--- FUENTE ---

Martes 20 de febrero de de 1962

 

Venerables hermanos y queridos hijos:

En las diversas circunstancias de la existencia humana el principio y el fin de todo acontecimiento que tiene relación con la vida de cada uno y de la sociedad, merece siempre una especial atención, y la Iglesia suele rodearlo con sus auspicios maternales y con su oración. Por este motivo nos plugo clausurar las tres precedentes sesiones de la Comisión Central con palabras animadoras y fervientes. Como otras veces lo hemos hecho, nos gusta, en cambio, hacer la apertura de esta cuarta sesión.

No queriendo, sin embargo, a poca distancia de nuestra última reunión del 23 de enero pasado, manifestar ampliamente nuestros sentimientos otra vez más —que por otra parte nos sería agradable— nos contentamos sencillamente con recordar el aspecto fundamental de la vida humana, de la vida de la Iglesia; su carácter de peregrinación, en que se encuentran en muchos, y de la que unos parten antes de tiempo y otros llegan a tiempo.

Después de vuestra última reunión, tres miembros del Sacro Colegio de esta Comisión Central nos han abandonarlo: los cardenales Gaetano Cicognani, Clemente de Gouveia y Luis José Muench. La muerte de éstos hijos dignos de la Iglesia, cuya vida ha sido tan rica en merecimientos y cuya actividad al servicio de la Santa Sede fue tan preciosa, al entristecernos a todos nosotros, nos recuerda también la eventualidad a que está sujeta siempre nuestra existencia, que es una peregrinación de la tierra al cielo. Nos ahora pensamos que estos queridos hijos nuestros habrán recibido en el cielo la recompensa de sus fatigas y trabajos, y desde allí, donde nos han precedido, no dejarán ciertamente de unir sus súplicas a las nuestras a Dios Padre Omnipotente, para que por su gracia haga fecundo el trabajo que vais a comenzar. De esta manera, por esta unión de nuestros corazones con las almas de estas queridos difuntos, nos parece ver unidos amigablemente a tierra y cielo para la feliz apertura de esta cuarta sesión.

---

ENUNCIADO A —
Según el discurso, ¿qué tres cardenales de la Comisión Central murieron después de la última reunión?
El discurso no guarda ninguna relación con los registros.

--- REGISTROS PROPORCIONADOS ---

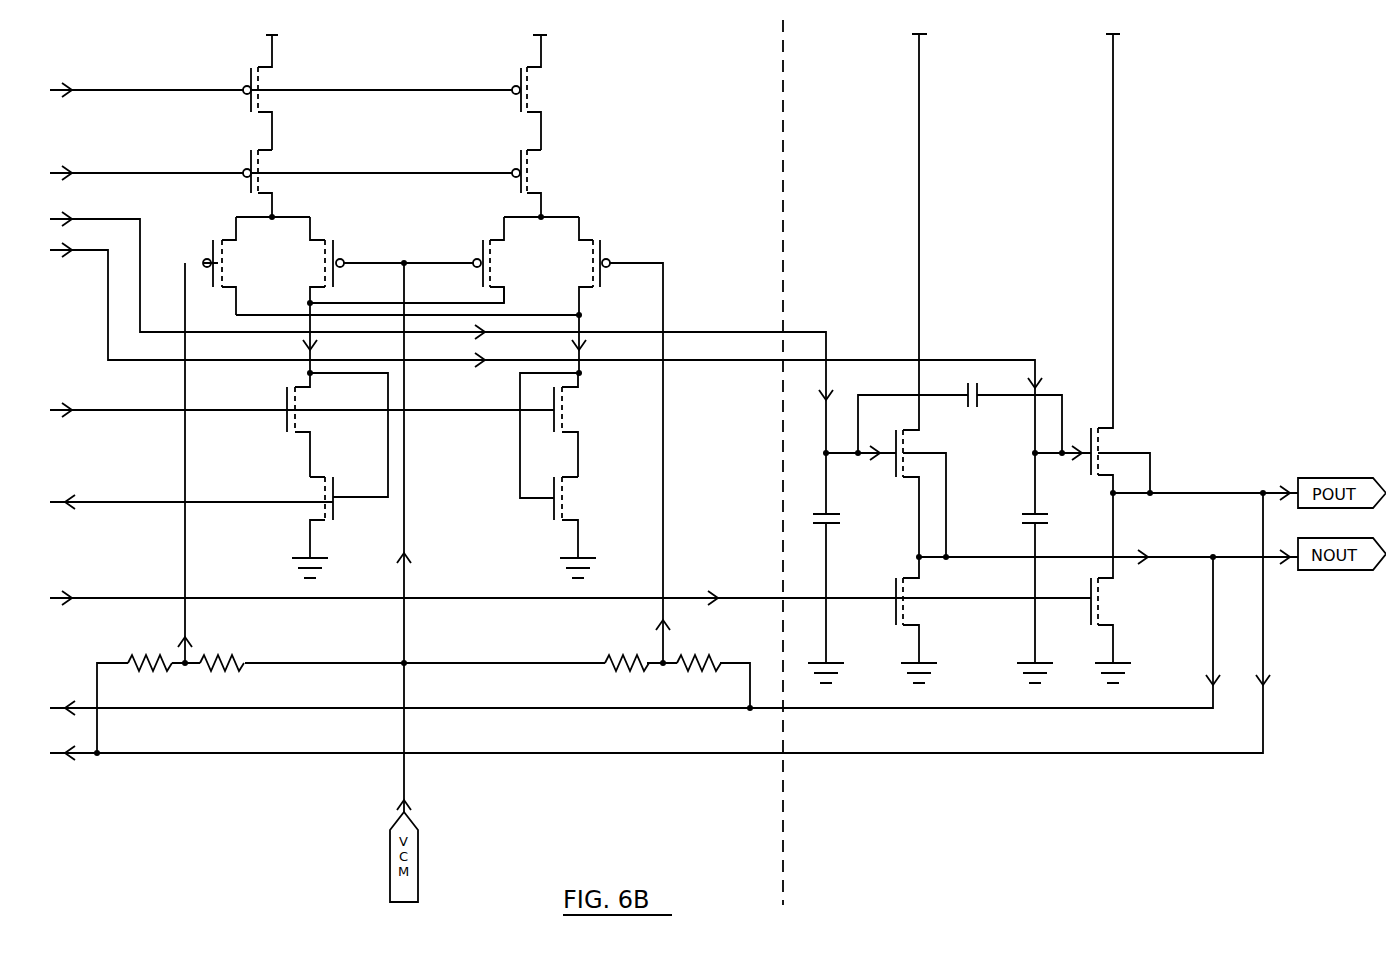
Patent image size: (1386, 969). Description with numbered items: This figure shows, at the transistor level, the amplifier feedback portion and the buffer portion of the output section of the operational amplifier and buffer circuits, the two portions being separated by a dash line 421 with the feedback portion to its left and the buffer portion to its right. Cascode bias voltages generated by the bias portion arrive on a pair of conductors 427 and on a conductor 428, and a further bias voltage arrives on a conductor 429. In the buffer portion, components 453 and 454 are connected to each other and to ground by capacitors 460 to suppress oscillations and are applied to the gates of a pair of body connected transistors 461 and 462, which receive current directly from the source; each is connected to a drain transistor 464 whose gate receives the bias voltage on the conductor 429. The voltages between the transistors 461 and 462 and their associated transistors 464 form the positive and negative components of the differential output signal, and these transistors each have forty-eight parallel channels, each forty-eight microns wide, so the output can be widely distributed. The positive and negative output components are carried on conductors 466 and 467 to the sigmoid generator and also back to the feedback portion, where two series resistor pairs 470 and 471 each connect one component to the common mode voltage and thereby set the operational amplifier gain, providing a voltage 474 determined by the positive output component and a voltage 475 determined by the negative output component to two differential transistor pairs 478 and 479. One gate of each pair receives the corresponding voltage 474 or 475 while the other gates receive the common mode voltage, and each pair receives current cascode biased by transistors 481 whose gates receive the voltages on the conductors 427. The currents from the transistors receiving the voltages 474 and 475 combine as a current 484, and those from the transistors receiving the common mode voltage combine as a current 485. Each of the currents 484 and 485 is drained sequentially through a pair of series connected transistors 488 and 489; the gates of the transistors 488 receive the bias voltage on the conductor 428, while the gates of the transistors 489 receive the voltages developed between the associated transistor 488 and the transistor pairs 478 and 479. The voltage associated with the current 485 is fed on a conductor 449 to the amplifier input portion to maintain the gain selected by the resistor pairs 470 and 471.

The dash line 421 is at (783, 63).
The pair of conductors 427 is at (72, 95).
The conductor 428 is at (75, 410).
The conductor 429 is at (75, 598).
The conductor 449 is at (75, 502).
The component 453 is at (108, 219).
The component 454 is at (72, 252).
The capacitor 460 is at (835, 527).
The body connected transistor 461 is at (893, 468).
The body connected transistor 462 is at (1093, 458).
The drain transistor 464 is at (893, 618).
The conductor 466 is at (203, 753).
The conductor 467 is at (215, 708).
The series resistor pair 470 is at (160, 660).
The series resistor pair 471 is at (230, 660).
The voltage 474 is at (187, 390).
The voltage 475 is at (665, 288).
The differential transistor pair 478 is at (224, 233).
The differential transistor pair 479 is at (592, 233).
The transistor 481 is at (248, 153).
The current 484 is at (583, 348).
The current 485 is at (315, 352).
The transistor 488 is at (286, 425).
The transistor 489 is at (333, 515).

---
--- REGISTROS PROPORCIONADOS ---

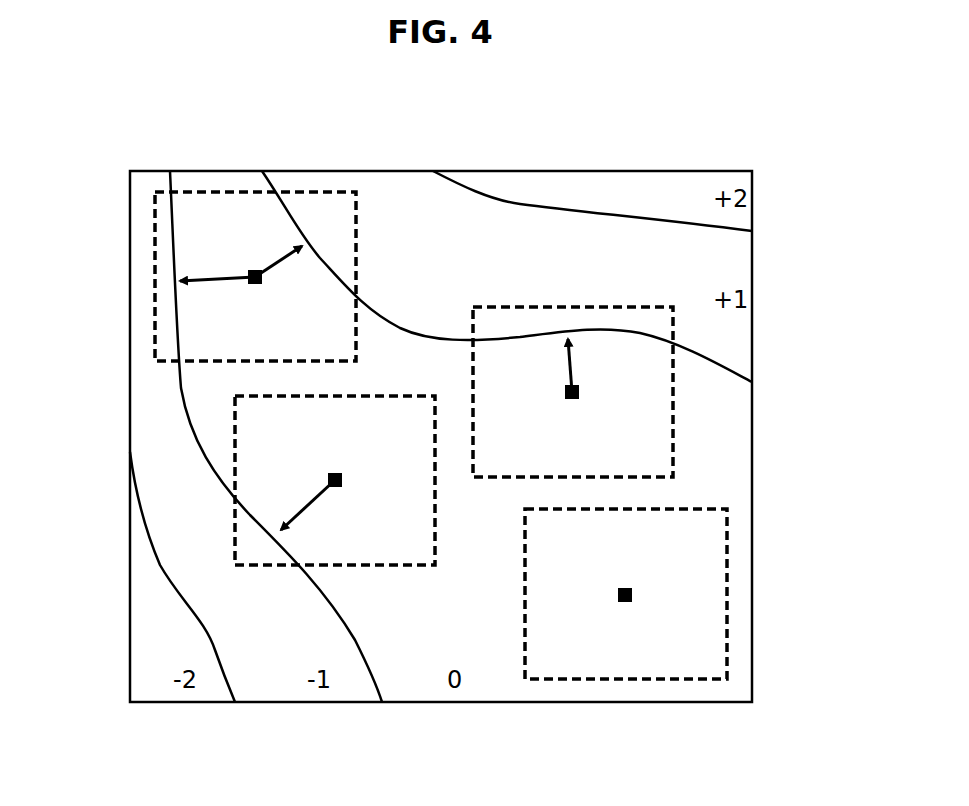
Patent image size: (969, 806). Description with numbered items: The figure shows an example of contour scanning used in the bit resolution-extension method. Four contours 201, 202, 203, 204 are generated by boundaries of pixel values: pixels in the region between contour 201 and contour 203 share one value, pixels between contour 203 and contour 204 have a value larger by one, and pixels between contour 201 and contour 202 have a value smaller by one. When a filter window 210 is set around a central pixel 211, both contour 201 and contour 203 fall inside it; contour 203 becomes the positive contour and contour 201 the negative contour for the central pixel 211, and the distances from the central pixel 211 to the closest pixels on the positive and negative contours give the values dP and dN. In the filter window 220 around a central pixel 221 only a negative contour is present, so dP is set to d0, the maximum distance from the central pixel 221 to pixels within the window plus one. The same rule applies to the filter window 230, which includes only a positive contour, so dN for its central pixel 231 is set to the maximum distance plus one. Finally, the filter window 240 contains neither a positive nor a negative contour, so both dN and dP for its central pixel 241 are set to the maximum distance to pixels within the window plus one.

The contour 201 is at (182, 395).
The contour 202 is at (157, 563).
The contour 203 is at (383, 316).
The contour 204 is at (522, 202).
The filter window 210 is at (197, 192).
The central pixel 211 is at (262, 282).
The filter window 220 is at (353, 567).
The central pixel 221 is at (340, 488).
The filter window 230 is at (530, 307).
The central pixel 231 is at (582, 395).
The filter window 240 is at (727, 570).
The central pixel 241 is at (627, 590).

---

ENUNCIADO B —
Presenta como lista numerada, sin las líneas en blanco, las líneas de los registros: empieza en la que contiene "Patent image size: (969, 806)." y termina después de la que contiene "The filter window 220 is at (353, 567).".

RESPUESTA FINAL A —
Gaetano Cicognani, Clemente de Gouveia y Luis José Muench.

RESPUESTA FINAL B —
1. Patent image size: (969, 806). Description with numbered items: The figure shows an example of contour scanning used in the bit resolution-extension method. Four contours 201, 202, 203, 204 are generated by boundaries of pixel values: pixels in the region between contour 201 and contour 203 share one value, pixels between contour 203 and contour 204 have a value larger by one, and pixels between contour 201 and contour 202 have a value smaller by one. When a filter window 210 is set around a central pixel 211, both contour 201 and contour 203 fall inside it; contour 203 becomes the positive contour and contour 201 the negative contour for the central pixel 211, and the distances from the central pixel 211 to the closest pixels on the positive and negative contours give the values dP and dN. In the filter window 220 around a central pixel 221 only a negative contour is present, so dP is set to d0, the maximum distance from the central pixel 221 to pixels within the window plus one. The same rule applies to the filter window 230, which includes only a positive contour, so dN for its central pixel 231 is set to the maximum distance plus one. Finally, the filter window 240 contains neither a positive nor a negative contour, so both dN and dP for its central pixel 241 are set to the maximum distance to pixels within the window plus one.
2. The contour 201 is at (182, 395).
3. The contour 202 is at (157, 563).
4. The contour 203 is at (383, 316).
5. The contour 204 is at (522, 202).
6. The filter window 210 is at (197, 192).
7. The central pixel 211 is at (262, 282).
8. The filter window 220 is at (353, 567).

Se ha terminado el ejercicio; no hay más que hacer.